▶ _Data in this exercise_:
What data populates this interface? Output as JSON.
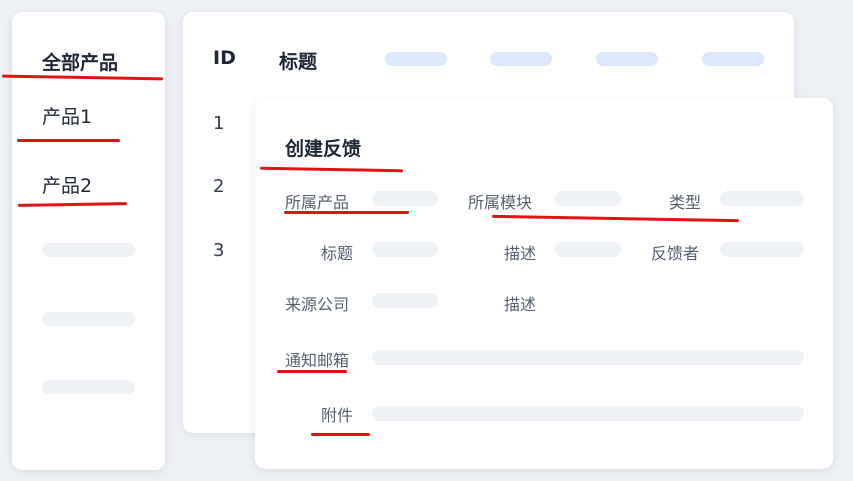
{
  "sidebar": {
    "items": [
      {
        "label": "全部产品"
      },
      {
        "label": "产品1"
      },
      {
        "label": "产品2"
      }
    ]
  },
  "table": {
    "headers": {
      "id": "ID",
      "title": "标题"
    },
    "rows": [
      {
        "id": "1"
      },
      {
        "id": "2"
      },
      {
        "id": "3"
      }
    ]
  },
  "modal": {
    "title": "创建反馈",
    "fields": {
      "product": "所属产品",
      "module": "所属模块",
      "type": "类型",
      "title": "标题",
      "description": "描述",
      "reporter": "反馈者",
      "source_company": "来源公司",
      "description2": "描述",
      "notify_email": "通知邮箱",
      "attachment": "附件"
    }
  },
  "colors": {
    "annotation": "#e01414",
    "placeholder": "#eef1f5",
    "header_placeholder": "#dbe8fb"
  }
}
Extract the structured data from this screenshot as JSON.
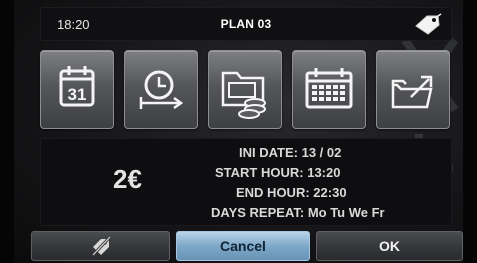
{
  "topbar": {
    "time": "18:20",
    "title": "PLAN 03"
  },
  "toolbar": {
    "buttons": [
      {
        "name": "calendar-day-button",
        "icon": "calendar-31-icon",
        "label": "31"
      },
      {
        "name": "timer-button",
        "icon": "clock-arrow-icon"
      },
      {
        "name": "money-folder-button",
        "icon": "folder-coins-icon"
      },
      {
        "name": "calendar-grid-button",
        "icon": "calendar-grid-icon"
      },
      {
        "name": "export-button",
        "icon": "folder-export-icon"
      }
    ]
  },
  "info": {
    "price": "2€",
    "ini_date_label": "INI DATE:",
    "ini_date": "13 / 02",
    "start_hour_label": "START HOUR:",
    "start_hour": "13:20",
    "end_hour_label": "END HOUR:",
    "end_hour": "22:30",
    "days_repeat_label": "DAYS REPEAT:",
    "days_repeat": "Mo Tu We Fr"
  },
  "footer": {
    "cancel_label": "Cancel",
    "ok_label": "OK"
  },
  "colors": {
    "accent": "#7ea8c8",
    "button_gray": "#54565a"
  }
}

==

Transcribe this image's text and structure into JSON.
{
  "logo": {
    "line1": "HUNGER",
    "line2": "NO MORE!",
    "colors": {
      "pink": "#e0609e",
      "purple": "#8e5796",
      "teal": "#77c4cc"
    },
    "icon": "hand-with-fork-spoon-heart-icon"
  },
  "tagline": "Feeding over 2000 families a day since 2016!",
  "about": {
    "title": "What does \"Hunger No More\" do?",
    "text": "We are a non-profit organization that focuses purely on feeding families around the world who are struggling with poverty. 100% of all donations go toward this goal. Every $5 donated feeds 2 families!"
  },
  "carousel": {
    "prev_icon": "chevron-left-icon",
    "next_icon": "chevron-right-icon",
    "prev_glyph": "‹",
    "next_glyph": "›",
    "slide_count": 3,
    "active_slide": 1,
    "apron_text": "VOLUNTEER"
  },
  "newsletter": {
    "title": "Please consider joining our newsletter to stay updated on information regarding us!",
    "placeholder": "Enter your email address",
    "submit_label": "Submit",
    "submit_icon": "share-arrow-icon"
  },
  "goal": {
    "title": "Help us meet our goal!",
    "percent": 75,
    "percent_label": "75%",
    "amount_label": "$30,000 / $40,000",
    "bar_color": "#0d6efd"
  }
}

...

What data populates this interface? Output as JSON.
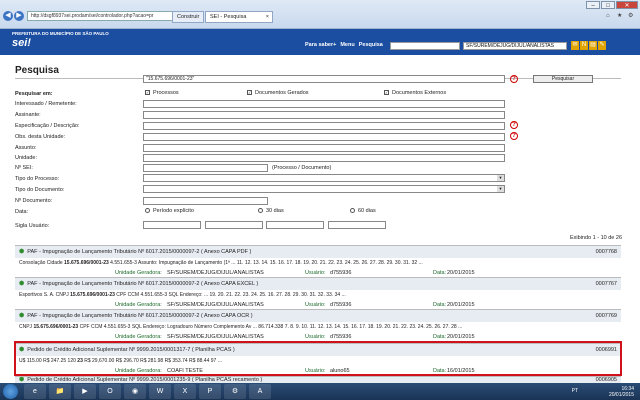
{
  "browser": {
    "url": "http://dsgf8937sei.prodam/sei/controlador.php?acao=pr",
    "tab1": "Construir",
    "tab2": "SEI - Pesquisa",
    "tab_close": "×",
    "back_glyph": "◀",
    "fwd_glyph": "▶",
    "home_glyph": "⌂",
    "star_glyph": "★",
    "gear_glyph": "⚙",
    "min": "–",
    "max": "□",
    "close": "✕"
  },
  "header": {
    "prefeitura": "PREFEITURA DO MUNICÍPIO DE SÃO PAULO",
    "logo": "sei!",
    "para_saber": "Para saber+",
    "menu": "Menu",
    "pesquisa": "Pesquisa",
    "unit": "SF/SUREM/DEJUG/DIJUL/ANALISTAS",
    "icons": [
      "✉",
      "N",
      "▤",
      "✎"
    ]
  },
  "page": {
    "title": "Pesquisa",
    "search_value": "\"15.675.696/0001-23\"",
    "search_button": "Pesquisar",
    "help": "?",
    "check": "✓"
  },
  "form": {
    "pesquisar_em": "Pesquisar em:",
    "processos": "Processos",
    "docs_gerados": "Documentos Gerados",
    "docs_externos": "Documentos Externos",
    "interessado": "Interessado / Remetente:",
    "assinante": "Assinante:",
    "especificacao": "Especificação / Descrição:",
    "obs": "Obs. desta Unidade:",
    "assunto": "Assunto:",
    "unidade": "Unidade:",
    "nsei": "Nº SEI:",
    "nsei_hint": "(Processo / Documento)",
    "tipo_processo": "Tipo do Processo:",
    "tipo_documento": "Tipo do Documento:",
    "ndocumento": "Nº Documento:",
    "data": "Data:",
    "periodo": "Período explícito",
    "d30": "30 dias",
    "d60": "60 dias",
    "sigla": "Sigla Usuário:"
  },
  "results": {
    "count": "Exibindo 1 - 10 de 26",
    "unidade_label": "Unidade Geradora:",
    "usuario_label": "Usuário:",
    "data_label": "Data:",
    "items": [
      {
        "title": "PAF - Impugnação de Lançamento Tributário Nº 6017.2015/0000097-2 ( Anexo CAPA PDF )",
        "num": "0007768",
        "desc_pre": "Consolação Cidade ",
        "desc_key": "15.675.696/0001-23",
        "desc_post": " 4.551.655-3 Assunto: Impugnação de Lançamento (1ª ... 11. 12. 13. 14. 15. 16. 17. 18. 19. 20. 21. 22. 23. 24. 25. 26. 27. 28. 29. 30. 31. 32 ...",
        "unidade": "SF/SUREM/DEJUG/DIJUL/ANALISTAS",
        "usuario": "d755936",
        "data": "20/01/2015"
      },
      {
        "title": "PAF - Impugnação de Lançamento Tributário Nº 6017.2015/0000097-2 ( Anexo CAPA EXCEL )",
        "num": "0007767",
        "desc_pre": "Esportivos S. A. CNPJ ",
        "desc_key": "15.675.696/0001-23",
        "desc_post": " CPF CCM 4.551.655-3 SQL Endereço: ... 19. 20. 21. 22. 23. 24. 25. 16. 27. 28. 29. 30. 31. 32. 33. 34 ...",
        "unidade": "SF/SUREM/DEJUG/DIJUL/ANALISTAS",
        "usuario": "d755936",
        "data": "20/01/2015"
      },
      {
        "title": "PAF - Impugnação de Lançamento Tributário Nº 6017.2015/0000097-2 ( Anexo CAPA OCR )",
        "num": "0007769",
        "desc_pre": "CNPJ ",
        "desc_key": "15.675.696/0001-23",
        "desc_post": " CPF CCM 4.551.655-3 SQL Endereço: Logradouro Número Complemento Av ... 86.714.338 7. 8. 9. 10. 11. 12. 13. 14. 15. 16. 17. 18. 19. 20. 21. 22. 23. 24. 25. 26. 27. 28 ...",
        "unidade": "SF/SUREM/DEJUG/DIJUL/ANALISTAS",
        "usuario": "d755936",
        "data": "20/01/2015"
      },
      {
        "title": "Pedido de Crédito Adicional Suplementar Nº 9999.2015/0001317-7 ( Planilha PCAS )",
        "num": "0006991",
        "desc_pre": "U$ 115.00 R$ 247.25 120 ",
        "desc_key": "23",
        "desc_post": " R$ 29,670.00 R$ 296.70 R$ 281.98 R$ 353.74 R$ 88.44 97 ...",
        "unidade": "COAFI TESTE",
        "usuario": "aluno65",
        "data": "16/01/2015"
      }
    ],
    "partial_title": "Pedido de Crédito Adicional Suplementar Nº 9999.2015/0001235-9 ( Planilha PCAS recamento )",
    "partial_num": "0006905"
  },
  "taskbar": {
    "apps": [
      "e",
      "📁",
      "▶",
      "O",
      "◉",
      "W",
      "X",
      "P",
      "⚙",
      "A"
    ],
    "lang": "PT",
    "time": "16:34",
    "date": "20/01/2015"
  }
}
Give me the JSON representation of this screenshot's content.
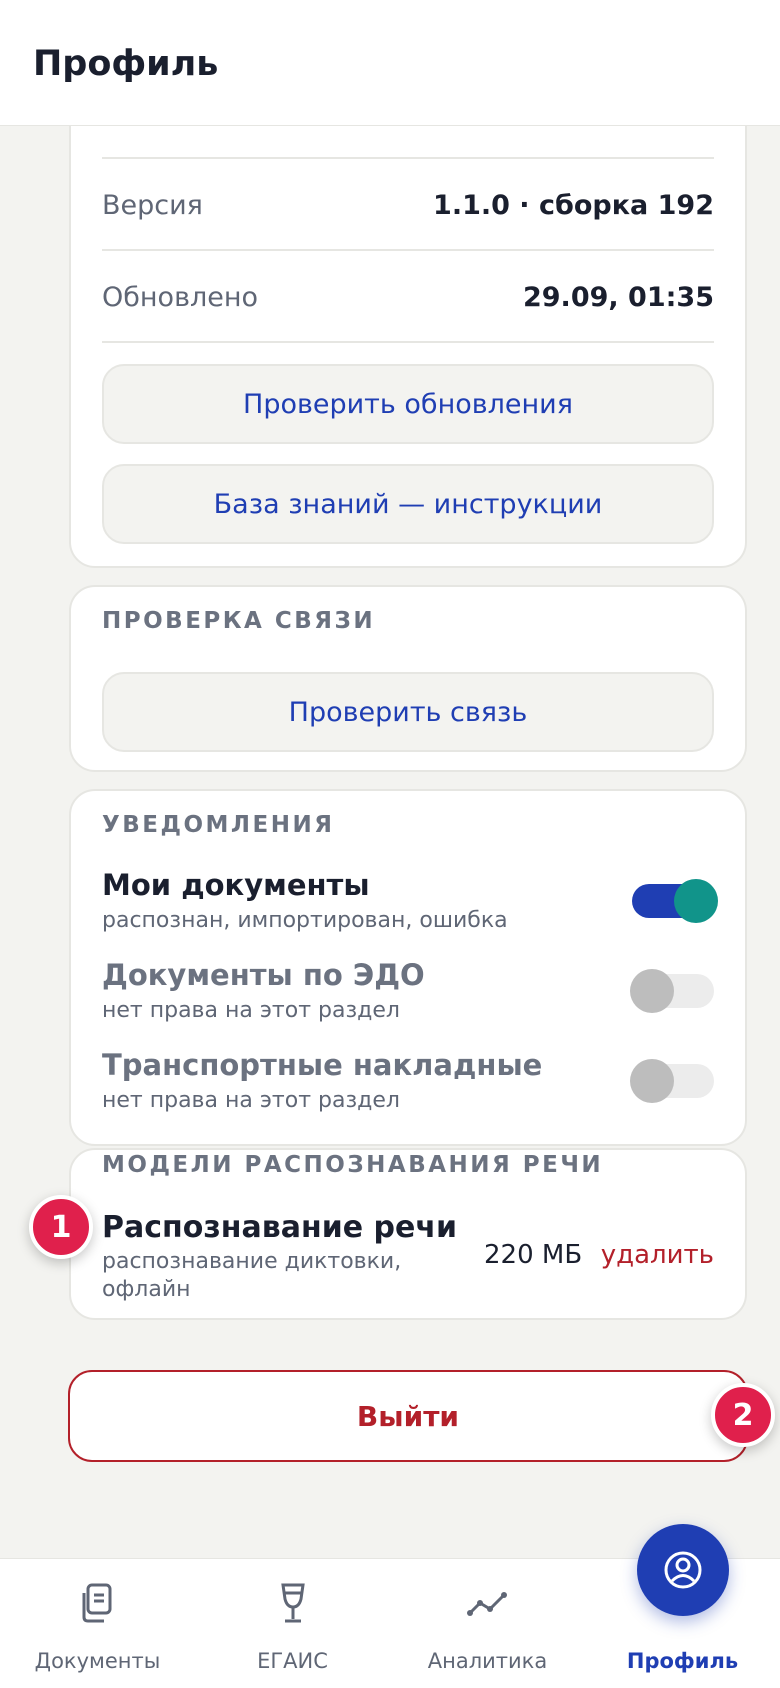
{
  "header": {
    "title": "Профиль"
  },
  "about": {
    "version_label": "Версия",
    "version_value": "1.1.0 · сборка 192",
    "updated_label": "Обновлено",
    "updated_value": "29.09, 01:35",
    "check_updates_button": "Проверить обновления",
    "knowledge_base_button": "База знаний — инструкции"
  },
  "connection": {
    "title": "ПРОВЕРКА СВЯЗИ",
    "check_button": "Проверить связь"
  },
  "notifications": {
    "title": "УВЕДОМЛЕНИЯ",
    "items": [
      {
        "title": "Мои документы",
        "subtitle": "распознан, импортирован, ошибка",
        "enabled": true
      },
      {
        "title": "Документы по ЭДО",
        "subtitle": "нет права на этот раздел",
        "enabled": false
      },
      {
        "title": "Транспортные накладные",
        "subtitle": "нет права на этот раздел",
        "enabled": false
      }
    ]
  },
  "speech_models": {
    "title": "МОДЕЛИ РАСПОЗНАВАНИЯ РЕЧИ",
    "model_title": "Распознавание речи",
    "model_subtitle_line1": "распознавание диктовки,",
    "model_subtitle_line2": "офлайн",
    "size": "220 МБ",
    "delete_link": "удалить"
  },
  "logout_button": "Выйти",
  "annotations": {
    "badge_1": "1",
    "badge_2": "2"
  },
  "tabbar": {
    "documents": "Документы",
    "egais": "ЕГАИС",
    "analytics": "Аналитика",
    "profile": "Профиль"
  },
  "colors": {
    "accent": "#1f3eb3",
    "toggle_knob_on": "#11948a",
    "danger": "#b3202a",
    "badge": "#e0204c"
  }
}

▶ _Exercise_: Copy out every line from the data above that has "newsletter" in it.

▶ _Final result_:
  "newsletter": {
    "title": "Please consider joining our newsletter to stay updated on information regarding us!",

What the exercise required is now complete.